● DATA SUPPLIED:
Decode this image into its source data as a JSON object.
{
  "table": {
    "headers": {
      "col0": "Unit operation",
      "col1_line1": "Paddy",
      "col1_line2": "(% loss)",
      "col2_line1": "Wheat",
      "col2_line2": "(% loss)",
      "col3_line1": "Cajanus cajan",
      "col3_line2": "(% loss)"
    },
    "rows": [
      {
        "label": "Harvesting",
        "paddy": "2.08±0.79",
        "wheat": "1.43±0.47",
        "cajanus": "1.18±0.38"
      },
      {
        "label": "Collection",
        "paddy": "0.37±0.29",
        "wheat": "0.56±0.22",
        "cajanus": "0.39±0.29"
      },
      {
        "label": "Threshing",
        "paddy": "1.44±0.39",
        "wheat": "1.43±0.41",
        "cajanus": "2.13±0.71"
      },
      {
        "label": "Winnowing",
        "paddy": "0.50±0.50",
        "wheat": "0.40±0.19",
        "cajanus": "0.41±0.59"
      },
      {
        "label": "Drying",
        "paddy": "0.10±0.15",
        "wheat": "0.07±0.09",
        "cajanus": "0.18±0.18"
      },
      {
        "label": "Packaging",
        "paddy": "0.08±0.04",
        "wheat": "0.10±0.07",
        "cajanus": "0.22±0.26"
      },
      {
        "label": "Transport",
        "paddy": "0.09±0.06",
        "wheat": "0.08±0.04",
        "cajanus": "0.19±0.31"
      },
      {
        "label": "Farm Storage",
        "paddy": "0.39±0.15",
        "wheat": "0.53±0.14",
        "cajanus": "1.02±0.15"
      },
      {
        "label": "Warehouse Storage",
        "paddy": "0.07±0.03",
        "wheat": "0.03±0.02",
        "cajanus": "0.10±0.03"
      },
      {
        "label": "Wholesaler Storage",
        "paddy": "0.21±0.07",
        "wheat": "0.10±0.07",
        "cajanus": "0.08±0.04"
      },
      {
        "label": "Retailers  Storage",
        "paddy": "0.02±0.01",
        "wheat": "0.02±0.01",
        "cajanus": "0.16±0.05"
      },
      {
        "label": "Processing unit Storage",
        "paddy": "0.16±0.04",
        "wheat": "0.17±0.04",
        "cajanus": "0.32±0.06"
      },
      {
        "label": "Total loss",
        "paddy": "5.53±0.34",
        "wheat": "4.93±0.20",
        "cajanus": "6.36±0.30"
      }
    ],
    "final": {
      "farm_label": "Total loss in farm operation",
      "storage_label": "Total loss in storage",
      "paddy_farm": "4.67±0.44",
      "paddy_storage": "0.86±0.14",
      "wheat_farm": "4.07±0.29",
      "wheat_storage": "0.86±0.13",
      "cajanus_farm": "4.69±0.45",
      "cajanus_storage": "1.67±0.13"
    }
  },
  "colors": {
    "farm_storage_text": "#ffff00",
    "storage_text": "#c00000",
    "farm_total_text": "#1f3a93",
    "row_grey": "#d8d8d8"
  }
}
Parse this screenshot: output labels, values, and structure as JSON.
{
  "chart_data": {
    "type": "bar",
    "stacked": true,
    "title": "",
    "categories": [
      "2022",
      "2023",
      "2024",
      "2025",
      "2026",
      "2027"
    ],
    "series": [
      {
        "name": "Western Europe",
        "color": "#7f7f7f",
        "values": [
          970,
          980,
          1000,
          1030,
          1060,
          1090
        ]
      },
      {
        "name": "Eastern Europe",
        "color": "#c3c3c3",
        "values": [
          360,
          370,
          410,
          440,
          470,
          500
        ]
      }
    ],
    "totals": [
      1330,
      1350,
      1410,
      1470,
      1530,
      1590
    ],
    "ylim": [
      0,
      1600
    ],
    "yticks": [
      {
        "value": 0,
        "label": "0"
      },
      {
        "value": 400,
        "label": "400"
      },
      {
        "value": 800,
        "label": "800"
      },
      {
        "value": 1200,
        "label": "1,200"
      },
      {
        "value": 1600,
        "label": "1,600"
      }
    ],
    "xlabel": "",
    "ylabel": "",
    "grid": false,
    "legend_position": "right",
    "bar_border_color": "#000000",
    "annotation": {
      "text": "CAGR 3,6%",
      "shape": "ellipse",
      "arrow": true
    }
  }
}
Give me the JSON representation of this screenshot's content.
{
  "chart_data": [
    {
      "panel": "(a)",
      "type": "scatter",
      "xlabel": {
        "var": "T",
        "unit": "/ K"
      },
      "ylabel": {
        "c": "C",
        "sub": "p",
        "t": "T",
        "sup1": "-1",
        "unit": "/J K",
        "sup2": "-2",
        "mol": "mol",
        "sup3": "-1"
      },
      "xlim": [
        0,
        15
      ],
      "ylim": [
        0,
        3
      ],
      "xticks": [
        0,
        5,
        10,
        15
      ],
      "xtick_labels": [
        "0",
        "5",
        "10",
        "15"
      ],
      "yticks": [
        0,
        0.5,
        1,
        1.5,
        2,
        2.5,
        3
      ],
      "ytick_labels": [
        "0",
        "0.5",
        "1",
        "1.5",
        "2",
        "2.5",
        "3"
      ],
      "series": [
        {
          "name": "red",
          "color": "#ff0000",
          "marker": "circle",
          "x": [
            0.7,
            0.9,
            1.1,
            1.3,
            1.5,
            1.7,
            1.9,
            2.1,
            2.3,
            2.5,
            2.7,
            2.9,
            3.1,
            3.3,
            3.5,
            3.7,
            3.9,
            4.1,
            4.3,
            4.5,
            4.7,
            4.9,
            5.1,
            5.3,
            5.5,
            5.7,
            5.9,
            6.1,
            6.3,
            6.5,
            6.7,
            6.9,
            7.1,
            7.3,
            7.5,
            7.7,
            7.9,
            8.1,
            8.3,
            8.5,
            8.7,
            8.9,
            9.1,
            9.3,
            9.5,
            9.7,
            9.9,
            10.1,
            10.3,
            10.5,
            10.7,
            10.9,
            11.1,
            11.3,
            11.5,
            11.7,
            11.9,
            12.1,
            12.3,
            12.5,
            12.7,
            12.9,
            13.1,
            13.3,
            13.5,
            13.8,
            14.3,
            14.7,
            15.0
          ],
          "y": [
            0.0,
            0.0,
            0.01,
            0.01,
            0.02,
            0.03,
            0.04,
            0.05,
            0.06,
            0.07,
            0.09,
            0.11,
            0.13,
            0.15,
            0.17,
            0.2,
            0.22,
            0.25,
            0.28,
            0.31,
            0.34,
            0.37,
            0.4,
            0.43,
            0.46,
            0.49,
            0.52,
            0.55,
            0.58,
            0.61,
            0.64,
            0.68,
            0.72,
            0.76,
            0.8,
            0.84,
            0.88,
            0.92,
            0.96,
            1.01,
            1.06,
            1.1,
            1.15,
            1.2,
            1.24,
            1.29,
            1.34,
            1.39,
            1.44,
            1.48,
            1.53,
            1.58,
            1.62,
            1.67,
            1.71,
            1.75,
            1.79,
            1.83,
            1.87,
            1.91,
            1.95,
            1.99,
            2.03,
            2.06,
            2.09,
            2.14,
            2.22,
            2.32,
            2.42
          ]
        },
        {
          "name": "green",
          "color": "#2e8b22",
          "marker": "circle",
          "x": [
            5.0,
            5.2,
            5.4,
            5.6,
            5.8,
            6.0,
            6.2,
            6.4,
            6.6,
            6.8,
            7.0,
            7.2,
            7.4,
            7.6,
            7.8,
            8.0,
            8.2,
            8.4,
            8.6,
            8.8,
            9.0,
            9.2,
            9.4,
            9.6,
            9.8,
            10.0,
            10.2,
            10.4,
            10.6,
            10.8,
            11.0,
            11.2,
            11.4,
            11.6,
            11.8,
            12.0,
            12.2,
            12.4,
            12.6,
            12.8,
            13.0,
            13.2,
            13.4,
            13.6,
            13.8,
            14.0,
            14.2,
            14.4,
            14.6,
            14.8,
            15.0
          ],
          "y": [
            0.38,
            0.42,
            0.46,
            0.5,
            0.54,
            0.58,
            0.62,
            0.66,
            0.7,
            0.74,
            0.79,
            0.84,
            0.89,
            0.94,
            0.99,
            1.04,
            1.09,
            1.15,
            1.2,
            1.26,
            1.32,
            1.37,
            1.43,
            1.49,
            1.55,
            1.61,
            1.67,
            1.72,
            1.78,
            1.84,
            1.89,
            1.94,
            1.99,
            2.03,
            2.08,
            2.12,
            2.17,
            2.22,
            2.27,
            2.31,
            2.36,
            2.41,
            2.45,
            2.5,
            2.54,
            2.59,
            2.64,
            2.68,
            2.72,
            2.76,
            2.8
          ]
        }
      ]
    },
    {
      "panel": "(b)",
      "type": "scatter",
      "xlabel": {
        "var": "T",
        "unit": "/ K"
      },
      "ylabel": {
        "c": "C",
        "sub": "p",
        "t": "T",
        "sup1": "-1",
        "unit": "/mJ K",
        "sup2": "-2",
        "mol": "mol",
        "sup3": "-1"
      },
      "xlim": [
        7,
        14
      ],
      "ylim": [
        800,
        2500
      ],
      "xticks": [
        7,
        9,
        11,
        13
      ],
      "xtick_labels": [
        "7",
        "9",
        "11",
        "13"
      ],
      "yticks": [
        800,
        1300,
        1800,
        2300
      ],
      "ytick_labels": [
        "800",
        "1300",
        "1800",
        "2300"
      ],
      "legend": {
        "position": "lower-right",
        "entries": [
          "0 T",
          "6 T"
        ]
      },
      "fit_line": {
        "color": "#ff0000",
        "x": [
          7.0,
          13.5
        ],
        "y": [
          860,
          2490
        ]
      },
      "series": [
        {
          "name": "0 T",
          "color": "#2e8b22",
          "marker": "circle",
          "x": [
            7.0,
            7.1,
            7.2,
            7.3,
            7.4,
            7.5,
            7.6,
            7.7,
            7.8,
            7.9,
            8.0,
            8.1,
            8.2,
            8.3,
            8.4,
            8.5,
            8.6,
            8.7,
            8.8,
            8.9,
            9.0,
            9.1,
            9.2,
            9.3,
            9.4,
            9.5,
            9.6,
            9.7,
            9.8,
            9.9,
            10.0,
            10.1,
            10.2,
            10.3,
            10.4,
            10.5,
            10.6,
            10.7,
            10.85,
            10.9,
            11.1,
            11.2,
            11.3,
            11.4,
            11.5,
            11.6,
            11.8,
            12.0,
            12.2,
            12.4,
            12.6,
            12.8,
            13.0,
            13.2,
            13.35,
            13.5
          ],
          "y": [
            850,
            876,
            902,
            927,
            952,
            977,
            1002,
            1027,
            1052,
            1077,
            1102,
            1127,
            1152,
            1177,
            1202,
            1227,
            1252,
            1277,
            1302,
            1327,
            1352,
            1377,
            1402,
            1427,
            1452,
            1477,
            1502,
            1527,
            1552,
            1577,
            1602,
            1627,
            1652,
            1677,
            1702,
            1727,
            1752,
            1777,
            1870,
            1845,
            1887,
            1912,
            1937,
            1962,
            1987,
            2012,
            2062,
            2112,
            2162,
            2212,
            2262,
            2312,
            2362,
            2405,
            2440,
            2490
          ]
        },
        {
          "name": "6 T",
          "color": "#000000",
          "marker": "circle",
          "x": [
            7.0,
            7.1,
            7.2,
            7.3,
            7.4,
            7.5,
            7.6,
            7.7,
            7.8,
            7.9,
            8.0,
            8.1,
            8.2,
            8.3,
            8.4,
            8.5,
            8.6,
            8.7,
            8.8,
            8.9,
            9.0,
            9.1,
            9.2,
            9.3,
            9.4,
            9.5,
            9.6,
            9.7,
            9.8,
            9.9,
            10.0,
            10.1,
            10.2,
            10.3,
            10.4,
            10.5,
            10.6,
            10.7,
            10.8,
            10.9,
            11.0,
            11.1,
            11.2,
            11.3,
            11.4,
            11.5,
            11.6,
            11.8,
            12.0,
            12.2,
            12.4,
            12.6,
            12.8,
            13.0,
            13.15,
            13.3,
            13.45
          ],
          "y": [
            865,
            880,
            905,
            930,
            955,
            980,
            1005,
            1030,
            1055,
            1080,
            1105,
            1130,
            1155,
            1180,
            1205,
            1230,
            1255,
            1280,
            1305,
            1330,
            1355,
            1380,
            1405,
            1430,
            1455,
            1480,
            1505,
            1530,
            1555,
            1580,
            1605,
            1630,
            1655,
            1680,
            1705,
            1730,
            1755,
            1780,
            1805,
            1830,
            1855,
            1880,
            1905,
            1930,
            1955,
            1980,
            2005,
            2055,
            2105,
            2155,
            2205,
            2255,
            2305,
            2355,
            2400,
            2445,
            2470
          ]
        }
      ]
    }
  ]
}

● PROBLEM TO WORK ON: Using the listing above, list every line in which the string "loss" occurs.

● IN RESPONSE:
      "col1_line2": "(% loss)",
      "col2_line2": "(% loss)",
      "col3_line2": "(% loss)"
        "label": "Total loss",
      "farm_label": "Total loss in farm operation",
      "storage_label": "Total loss in storage",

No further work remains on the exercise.